EXERCISE TASK: Can you copy out the data exactly? Leave the images out.

ITEMS:
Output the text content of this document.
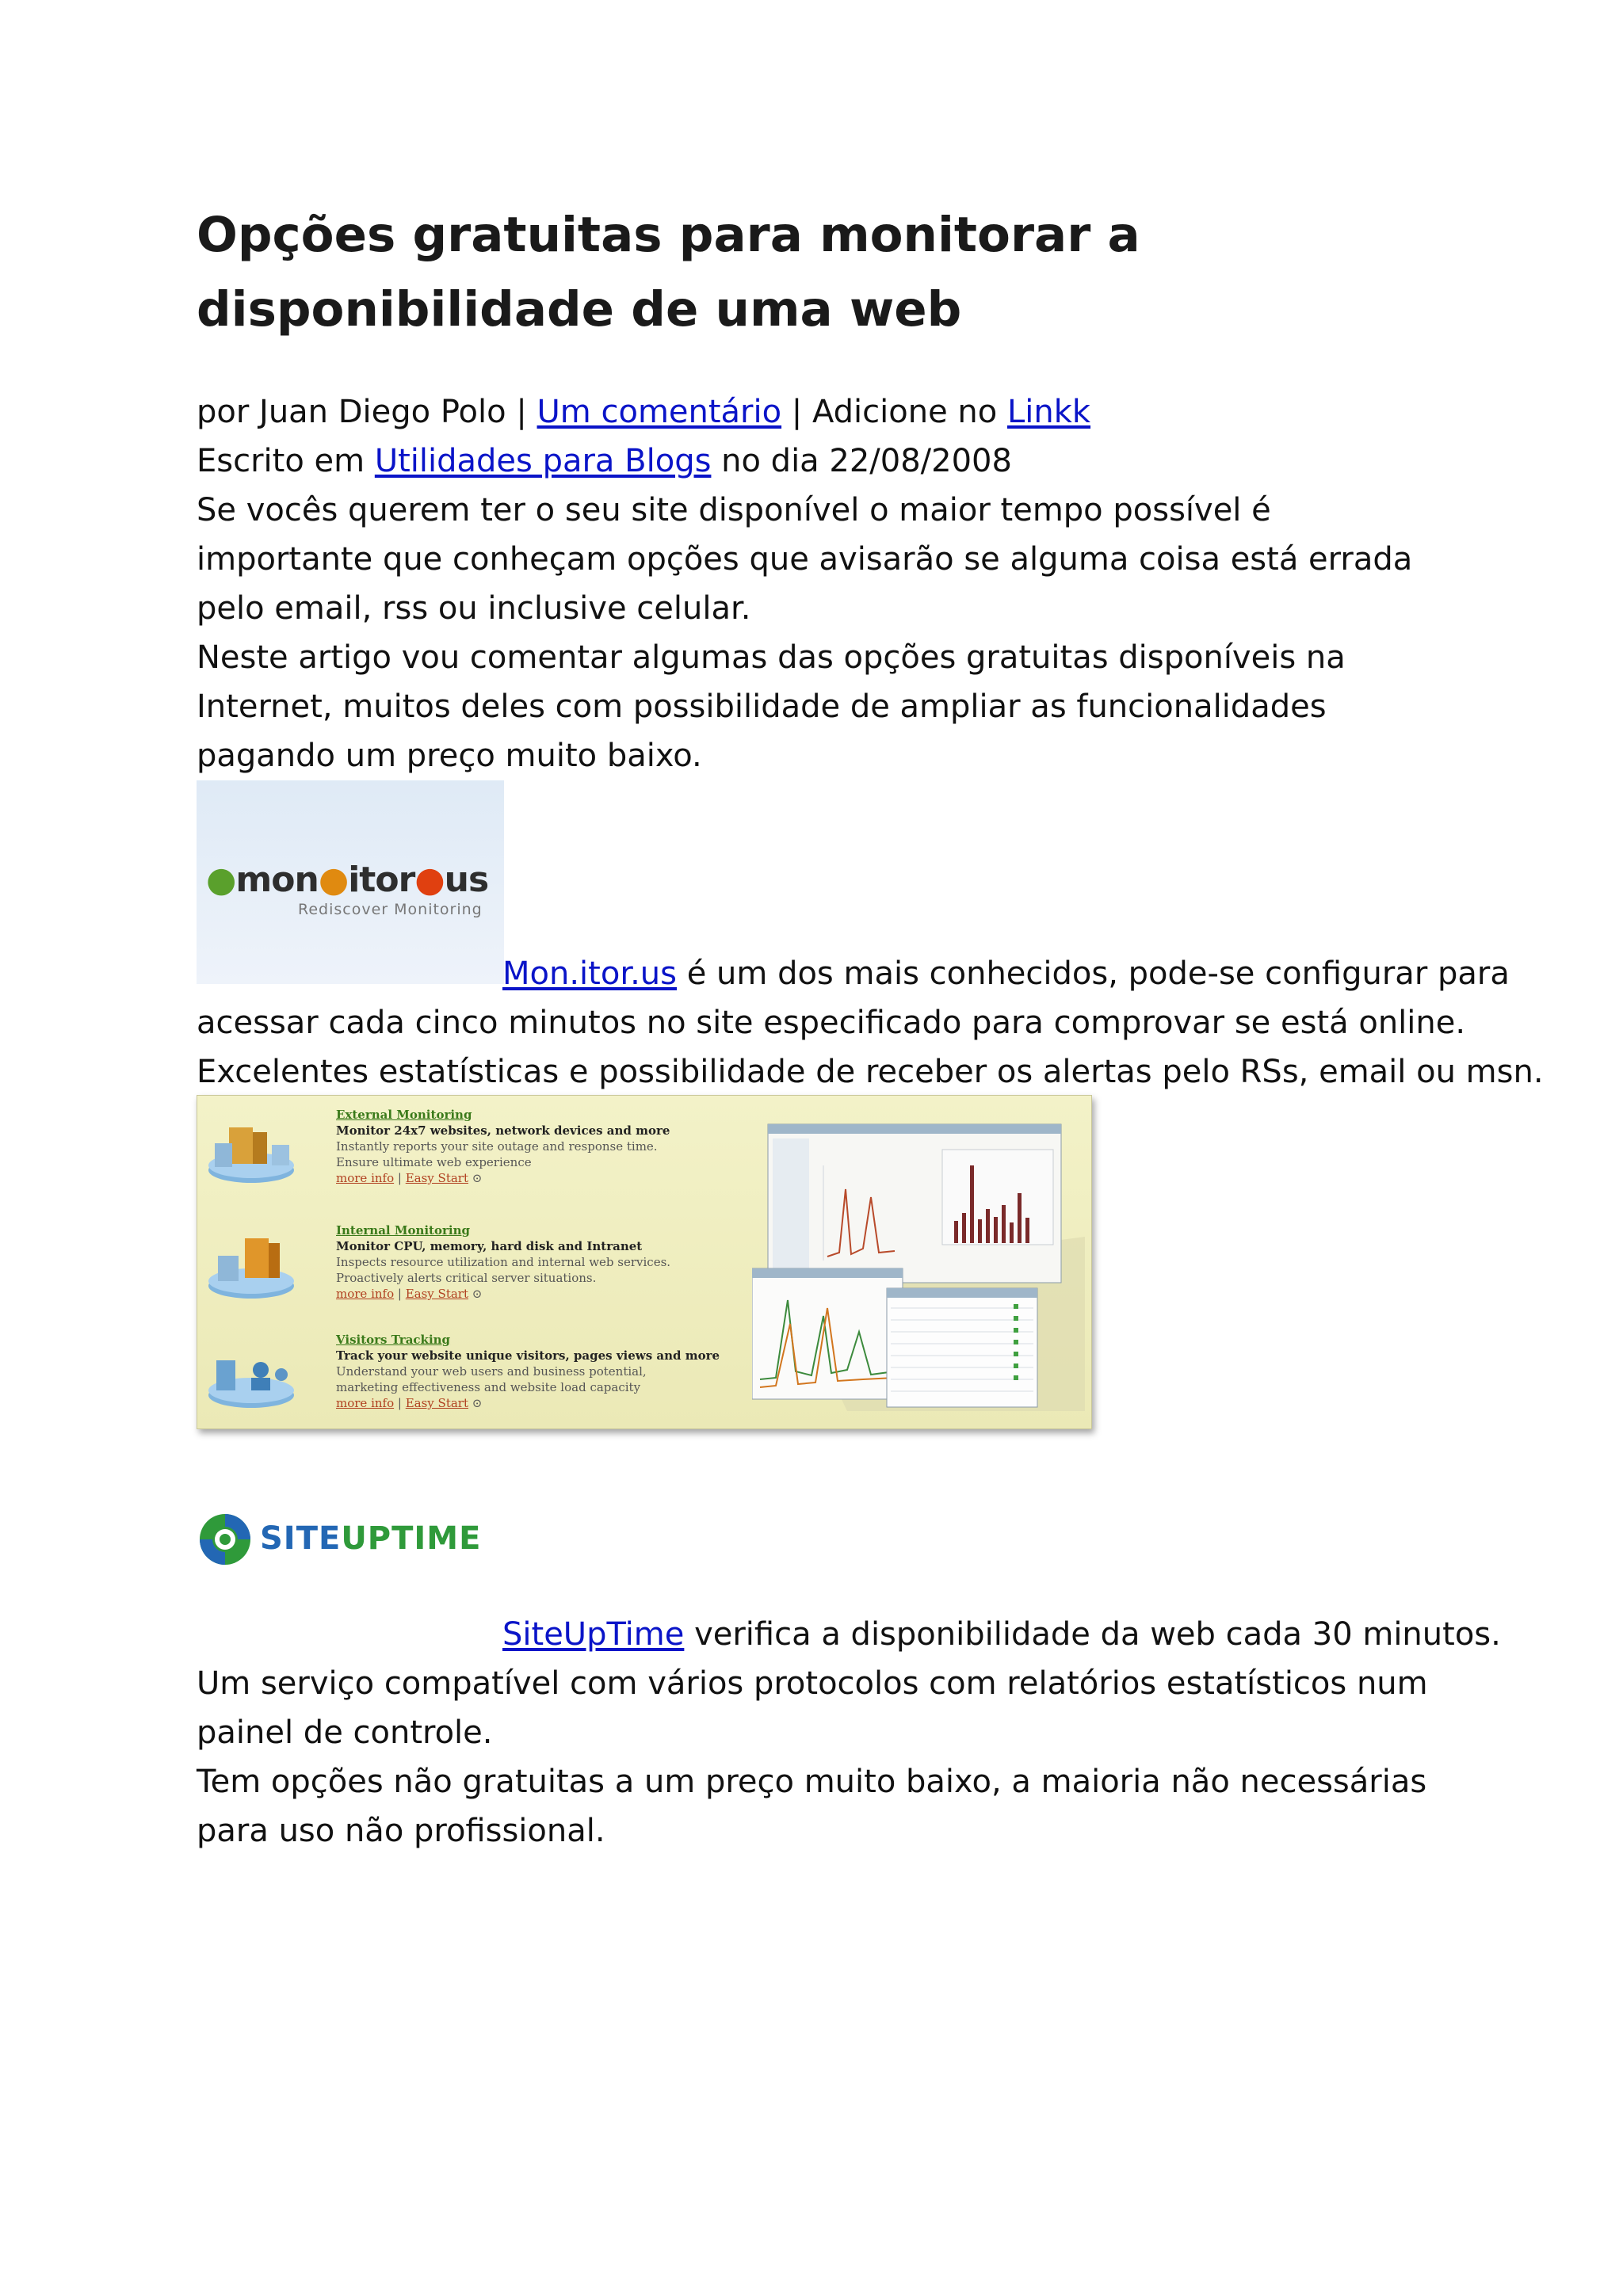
Opções gratuitas para monitorar a
disponibilidade de uma web
por Juan Diego Polo | Um comentário | Adicione no Linkk
Escrito em Utilidades para Blogs no dia 22/08/2008
Se vocês querem ter o seu site disponível o maior tempo possível é importante que conheçam opções que avisarão se alguma coisa está errada pelo email, rss ou inclusive celular.
Neste artigo vou comentar algumas das opções gratuitas disponíveis na Internet, muitos deles com possibilidade de ampliar as funcionalidades pagando um preço muito baixo.
●mon●itor●us
Rediscover Monitoring
Mon.itor.us é um dos mais conhecidos, pode-se configurar para
acessar cada cinco minutos no site especificado para comprovar se está online.
Excelentes estatísticas e possibilidade de receber os alertas pelo RSs, email ou msn.
External Monitoring
Monitor 24x7 websites, network devices and more
Instantly reports your site outage and response time.
Ensure ultimate web experience
more info | Easy Start ⊙
Internal Monitoring
Monitor CPU, memory, hard disk and Intranet
Inspects resource utilization and internal web services.
Proactively alerts critical server situations.
more info | Easy Start ⊙
Visitors Tracking
Track your website unique visitors, pages views and more
Understand your web users and business potential,
marketing effectiveness and website load capacity
more info | Easy Start ⊙
SITEUPTIME
SiteUpTime verifica a disponibilidade da web cada 30 minutos.
Um serviço compatível com vários protocolos com relatórios estatísticos num painel de controle.
Tem opções não gratuitas a um preço muito baixo, a maioria não necessárias para uso não profissional.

ANSWER BELOW:
Output the text content of this document.
Opções gratuitas para monitorar a
disponibilidade de uma web
por Juan Diego Polo | Um comentário | Adicione no Linkk
Escrito em Utilidades para Blogs no dia 22/08/2008
Se vocês querem ter o seu site disponível o maior tempo possível é importante que conheçam opções que avisarão se alguma coisa está errada pelo email, rss ou inclusive celular.
Neste artigo vou comentar algumas das opções gratuitas disponíveis na Internet, muitos deles com possibilidade de ampliar as funcionalidades pagando um preço muito baixo.
●mon●itor●us
Rediscover Monitoring
Mon.itor.us é um dos mais conhecidos, pode-se configurar para
acessar cada cinco minutos no site especificado para comprovar se está online.
Excelentes estatísticas e possibilidade de receber os alertas pelo RSs, email ou msn.
External Monitoring
Monitor 24x7 websites, network devices and more
Instantly reports your site outage and response time.
Ensure ultimate web experience
more info | Easy Start ⊙
Internal Monitoring
Monitor CPU, memory, hard disk and Intranet
Inspects resource utilization and internal web services.
Proactively alerts critical server situations.
more info | Easy Start ⊙
Visitors Tracking
Track your website unique visitors, pages views and more
Understand your web users and business potential,
marketing effectiveness and website load capacity
more info | Easy Start ⊙
SITEUPTIME
SiteUpTime verifica a disponibilidade da web cada 30 minutos.
Um serviço compatível com vários protocolos com relatórios estatísticos num painel de controle.
Tem opções não gratuitas a um preço muito baixo, a maioria não necessárias para uso não profissional.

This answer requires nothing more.